(Saved entries)

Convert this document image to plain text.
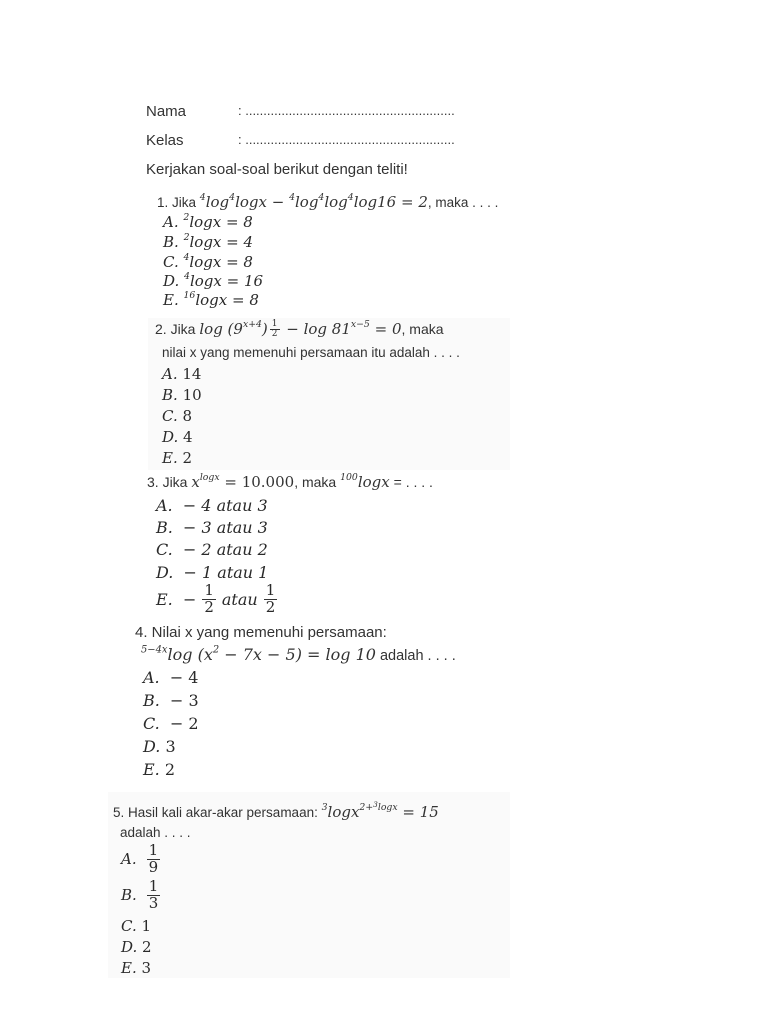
Nama	: ..........................................................
Kelas	: ..........................................................
Kerjakan soal-soal berikut dengan teliti!
1. Jika $^4\log^4\log x - ^4\log^4\log^4\log 16 = 2$, maka . . . .
A. $^2$logx = 8
B. $^2$logx = 4
C. $^4$logx = 8
D. $^4$logx = 16
E. $^{16}$logx = 8
2. Jika $\log (9^{x+4}) \frac{1}{2} - \log 81^{x-5} = 0$, maka
nilai x yang memenuhi persamaan itu adalah . . . .
A. 14
B. 10
C. 8
D. 4
E. 2
3. Jika $x^{logx} = 10.000$, maka $^{100}$logx = . . . .
A. − 4 atau 3
B. − 3 atau 3
C. − 2 atau 2
D. − 1 atau 1
E.
− $\frac{1}{2}$ atau $\frac{1}{2}$
4. Nilai x yang memenuhi persamaan:
$^{5-4x}$log $(x^2 - 7x - 5) = \log 10$ adalah . . . .
A. − 4
B. − 3
C. − 2
D. 3
E. 2
5. Hasil kali akar-akar persamaan: $^3$logx$^{2+^3logx}$ = 15
adalah . . . .
A. $\frac{1}{9}$
B. $\frac{1}{3}$
C. 1
D. 2
E. 3
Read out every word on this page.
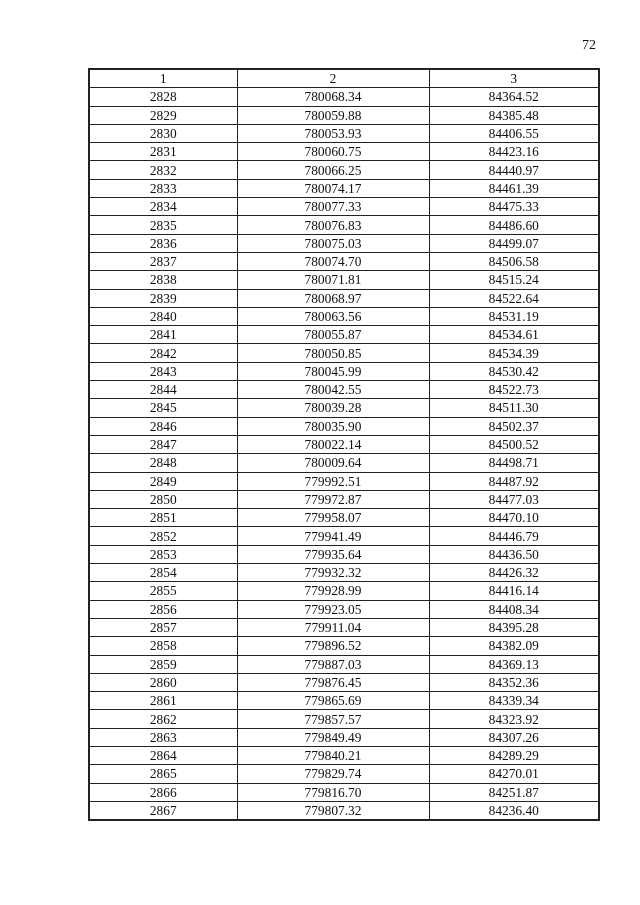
72
1	2	3
2828	780068.34	84364.52
2829	780059.88	84385.48
2830	780053.93	84406.55
2831	780060.75	84423.16
2832	780066.25	84440.97
2833	780074.17	84461.39
2834	780077.33	84475.33
2835	780076.83	84486.60
2836	780075.03	84499.07
2837	780074.70	84506.58
2838	780071.81	84515.24
2839	780068.97	84522.64
2840	780063.56	84531.19
2841	780055.87	84534.61
2842	780050.85	84534.39
2843	780045.99	84530.42
2844	780042.55	84522.73
2845	780039.28	84511.30
2846	780035.90	84502.37
2847	780022.14	84500.52
2848	780009.64	84498.71
2849	779992.51	84487.92
2850	779972.87	84477.03
2851	779958.07	84470.10
2852	779941.49	84446.79
2853	779935.64	84436.50
2854	779932.32	84426.32
2855	779928.99	84416.14
2856	779923.05	84408.34
2857	779911.04	84395.28
2858	779896.52	84382.09
2859	779887.03	84369.13
2860	779876.45	84352.36
2861	779865.69	84339.34
2862	779857.57	84323.92
2863	779849.49	84307.26
2864	779840.21	84289.29
2865	779829.74	84270.01
2866	779816.70	84251.87
2867	779807.32	84236.40
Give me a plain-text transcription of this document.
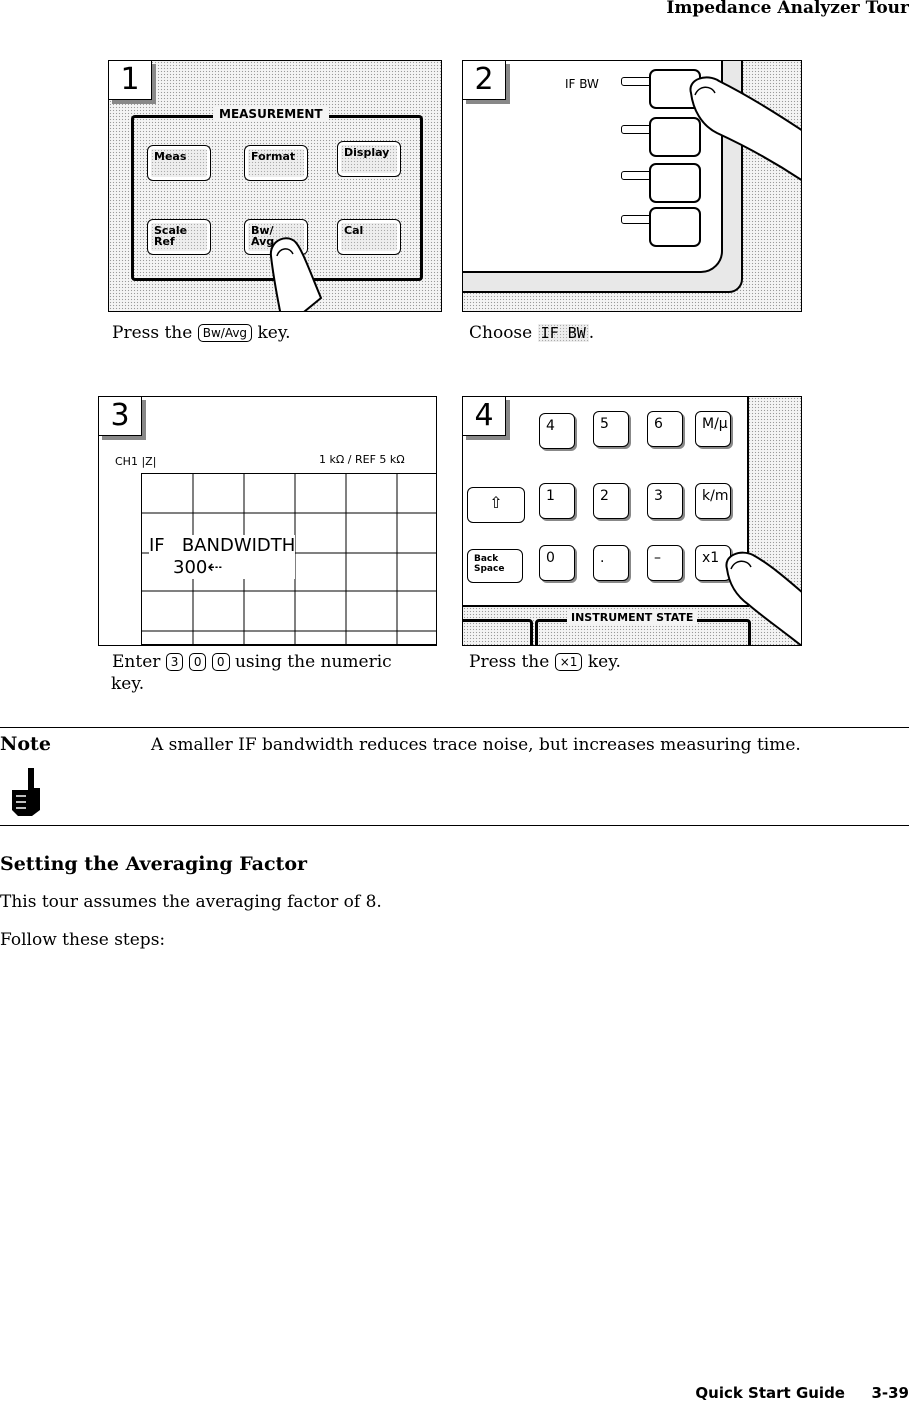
Impedance Analyzer Tour
1
MEASUREMENT
Meas	Format	Display
Scale
Ref
Bw/
Avg
Cal
Press the Bw/Avg key.
2	IF BW
Choose IF BW .
3
CH1 |Z|	1 kΩ / REF 5 kΩ
IF   BANDWIDTH
300⇠
Enter 3 0 0 using the numeric
key.
4	4	5	6	M/μ
⇧	1	2	3	k/m
Back
Space
0	.	–	x1
INSTRUMENT STATE
Press the ×1 key.
Note	A smaller IF bandwidth reduces trace noise, but increases measuring time.
Setting the Averaging Factor
This tour assumes the averaging factor of 8.
Follow these steps:
Quick Start Guide 3-39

● **PROBLEM REQUIREMENTS**:
Reproduce the whole listing word for word, setting aside any pictures.

● **WRITTEN RESPONSE**:
Convert this document image to plain text.
Nama	: ..........................................................
Kelas	: ..........................................................
Kerjakan soal-soal berikut dengan teliti!
1. Jika $^4\log^4\log x - ^4\log^4\log^4\log 16 = 2$, maka . . . .
A. $^2$logx = 8
B. $^2$logx = 4
C. $^4$logx = 8
D. $^4$logx = 16
E. $^{16}$logx = 8
2. Jika $\log (9^{x+4}) \frac{1}{2} - \log 81^{x-5} = 0$, maka
nilai x yang memenuhi persamaan itu adalah . . . .
A. 14
B. 10
C. 8
D. 4
E. 2
3. Jika $x^{logx} = 10.000$, maka $^{100}$logx = . . . .
A. − 4 atau 3
B. − 3 atau 3
C. − 2 atau 2
D. − 1 atau 1
E.
− $\frac{1}{2}$ atau $\frac{1}{2}$
4. Nilai x yang memenuhi persamaan:
$^{5-4x}$log $(x^2 - 7x - 5) = \log 10$ adalah . . . .
A. − 4
B. − 3
C. − 2
D. 3
E. 2
5. Hasil kali akar-akar persamaan: $^3$logx$^{2+^3logx}$ = 15
adalah . . . .
A. $\frac{1}{9}$
B. $\frac{1}{3}$
C. 1
D. 2
E. 3
Read out every word on this page.
72
1	2	3
2828	780068.34	84364.52
2829	780059.88	84385.48
2830	780053.93	84406.55
2831	780060.75	84423.16
2832	780066.25	84440.97
2833	780074.17	84461.39
2834	780077.33	84475.33
2835	780076.83	84486.60
2836	780075.03	84499.07
2837	780074.70	84506.58
2838	780071.81	84515.24
2839	780068.97	84522.64
2840	780063.56	84531.19
2841	780055.87	84534.61
2842	780050.85	84534.39
2843	780045.99	84530.42
2844	780042.55	84522.73
2845	780039.28	84511.30
2846	780035.90	84502.37
2847	780022.14	84500.52
2848	780009.64	84498.71
2849	779992.51	84487.92
2850	779972.87	84477.03
2851	779958.07	84470.10
2852	779941.49	84446.79
2853	779935.64	84436.50
2854	779932.32	84426.32
2855	779928.99	84416.14
2856	779923.05	84408.34
2857	779911.04	84395.28
2858	779896.52	84382.09
2859	779887.03	84369.13
2860	779876.45	84352.36
2861	779865.69	84339.34
2862	779857.57	84323.92
2863	779849.49	84307.26
2864	779840.21	84289.29
2865	779829.74	84270.01
2866	779816.70	84251.87
2867	779807.32	84236.40
Give me a plain-text transcription of this document.
Impedance Analyzer Tour
1
MEASUREMENT
Meas	Format	Display
Scale
Ref
Bw/
Avg
Cal
Press the Bw/Avg key.
2	IF BW
Choose IF BW .
3
CH1 |Z|	1 kΩ / REF 5 kΩ
IF   BANDWIDTH
300⇠
Enter 3 0 0 using the numeric
key.
4	4	5	6	M/μ
⇧	1	2	3	k/m
Back
Space
0	.	–	x1
INSTRUMENT STATE
Press the ×1 key.
Note	A smaller IF bandwidth reduces trace noise, but increases measuring time.
Setting the Averaging Factor
This tour assumes the averaging factor of 8.
Follow these steps:
Quick Start Guide 3-39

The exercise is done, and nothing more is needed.